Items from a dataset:

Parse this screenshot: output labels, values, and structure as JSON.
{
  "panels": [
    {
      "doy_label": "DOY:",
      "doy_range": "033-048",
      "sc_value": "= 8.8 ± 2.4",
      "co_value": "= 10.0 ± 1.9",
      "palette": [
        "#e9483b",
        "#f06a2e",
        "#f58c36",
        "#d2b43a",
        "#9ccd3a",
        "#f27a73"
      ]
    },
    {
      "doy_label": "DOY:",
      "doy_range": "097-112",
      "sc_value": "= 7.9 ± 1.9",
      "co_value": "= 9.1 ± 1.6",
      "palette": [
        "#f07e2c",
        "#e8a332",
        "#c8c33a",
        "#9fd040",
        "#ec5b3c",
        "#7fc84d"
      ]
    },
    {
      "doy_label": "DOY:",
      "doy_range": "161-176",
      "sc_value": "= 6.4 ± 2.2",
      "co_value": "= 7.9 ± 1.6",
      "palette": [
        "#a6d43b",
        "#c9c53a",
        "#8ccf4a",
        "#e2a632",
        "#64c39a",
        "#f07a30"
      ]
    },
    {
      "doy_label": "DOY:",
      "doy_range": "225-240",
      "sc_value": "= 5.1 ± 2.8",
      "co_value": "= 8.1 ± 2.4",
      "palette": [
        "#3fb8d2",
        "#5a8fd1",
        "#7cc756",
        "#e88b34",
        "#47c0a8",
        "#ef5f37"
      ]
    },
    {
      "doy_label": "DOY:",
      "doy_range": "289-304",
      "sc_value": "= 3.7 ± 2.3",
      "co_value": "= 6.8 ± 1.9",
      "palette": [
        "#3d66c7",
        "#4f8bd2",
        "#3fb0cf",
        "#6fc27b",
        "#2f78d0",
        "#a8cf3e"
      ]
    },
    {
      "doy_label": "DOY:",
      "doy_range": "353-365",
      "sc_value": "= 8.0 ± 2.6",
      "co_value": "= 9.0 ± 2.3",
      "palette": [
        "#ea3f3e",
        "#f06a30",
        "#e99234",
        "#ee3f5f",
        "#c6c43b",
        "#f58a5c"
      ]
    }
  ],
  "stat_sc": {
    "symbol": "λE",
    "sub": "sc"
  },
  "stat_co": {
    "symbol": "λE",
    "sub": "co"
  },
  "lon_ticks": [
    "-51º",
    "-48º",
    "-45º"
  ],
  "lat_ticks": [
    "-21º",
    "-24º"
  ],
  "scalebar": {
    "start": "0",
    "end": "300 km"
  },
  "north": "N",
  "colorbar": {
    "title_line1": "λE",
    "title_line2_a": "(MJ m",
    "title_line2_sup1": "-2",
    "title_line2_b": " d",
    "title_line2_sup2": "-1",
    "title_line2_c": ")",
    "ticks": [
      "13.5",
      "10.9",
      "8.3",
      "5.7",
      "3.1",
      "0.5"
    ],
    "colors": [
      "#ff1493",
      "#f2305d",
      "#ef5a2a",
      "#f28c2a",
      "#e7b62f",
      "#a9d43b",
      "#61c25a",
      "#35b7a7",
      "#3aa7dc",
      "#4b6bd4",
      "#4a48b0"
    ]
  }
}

● TO BE DONE:
Please restate the whole listing word for word.

● EXPECTED ANSWER:
Parse this screenshot: output labels, values, and structure as JSON.
{
  "panels": [
    {
      "doy_label": "DOY:",
      "doy_range": "033-048",
      "sc_value": "= 8.8 ± 2.4",
      "co_value": "= 10.0 ± 1.9",
      "palette": [
        "#e9483b",
        "#f06a2e",
        "#f58c36",
        "#d2b43a",
        "#9ccd3a",
        "#f27a73"
      ]
    },
    {
      "doy_label": "DOY:",
      "doy_range": "097-112",
      "sc_value": "= 7.9 ± 1.9",
      "co_value": "= 9.1 ± 1.6",
      "palette": [
        "#f07e2c",
        "#e8a332",
        "#c8c33a",
        "#9fd040",
        "#ec5b3c",
        "#7fc84d"
      ]
    },
    {
      "doy_label": "DOY:",
      "doy_range": "161-176",
      "sc_value": "= 6.4 ± 2.2",
      "co_value": "= 7.9 ± 1.6",
      "palette": [
        "#a6d43b",
        "#c9c53a",
        "#8ccf4a",
        "#e2a632",
        "#64c39a",
        "#f07a30"
      ]
    },
    {
      "doy_label": "DOY:",
      "doy_range": "225-240",
      "sc_value": "= 5.1 ± 2.8",
      "co_value": "= 8.1 ± 2.4",
      "palette": [
        "#3fb8d2",
        "#5a8fd1",
        "#7cc756",
        "#e88b34",
        "#47c0a8",
        "#ef5f37"
      ]
    },
    {
      "doy_label": "DOY:",
      "doy_range": "289-304",
      "sc_value": "= 3.7 ± 2.3",
      "co_value": "= 6.8 ± 1.9",
      "palette": [
        "#3d66c7",
        "#4f8bd2",
        "#3fb0cf",
        "#6fc27b",
        "#2f78d0",
        "#a8cf3e"
      ]
    },
    {
      "doy_label": "DOY:",
      "doy_range": "353-365",
      "sc_value": "= 8.0 ± 2.6",
      "co_value": "= 9.0 ± 2.3",
      "palette": [
        "#ea3f3e",
        "#f06a30",
        "#e99234",
        "#ee3f5f",
        "#c6c43b",
        "#f58a5c"
      ]
    }
  ],
  "stat_sc": {
    "symbol": "λE",
    "sub": "sc"
  },
  "stat_co": {
    "symbol": "λE",
    "sub": "co"
  },
  "lon_ticks": [
    "-51º",
    "-48º",
    "-45º"
  ],
  "lat_ticks": [
    "-21º",
    "-24º"
  ],
  "scalebar": {
    "start": "0",
    "end": "300 km"
  },
  "north": "N",
  "colorbar": {
    "title_line1": "λE",
    "title_line2_a": "(MJ m",
    "title_line2_sup1": "-2",
    "title_line2_b": " d",
    "title_line2_sup2": "-1",
    "title_line2_c": ")",
    "ticks": [
      "13.5",
      "10.9",
      "8.3",
      "5.7",
      "3.1",
      "0.5"
    ],
    "colors": [
      "#ff1493",
      "#f2305d",
      "#ef5a2a",
      "#f28c2a",
      "#e7b62f",
      "#a9d43b",
      "#61c25a",
      "#35b7a7",
      "#3aa7dc",
      "#4b6bd4",
      "#4a48b0"
    ]
  }
}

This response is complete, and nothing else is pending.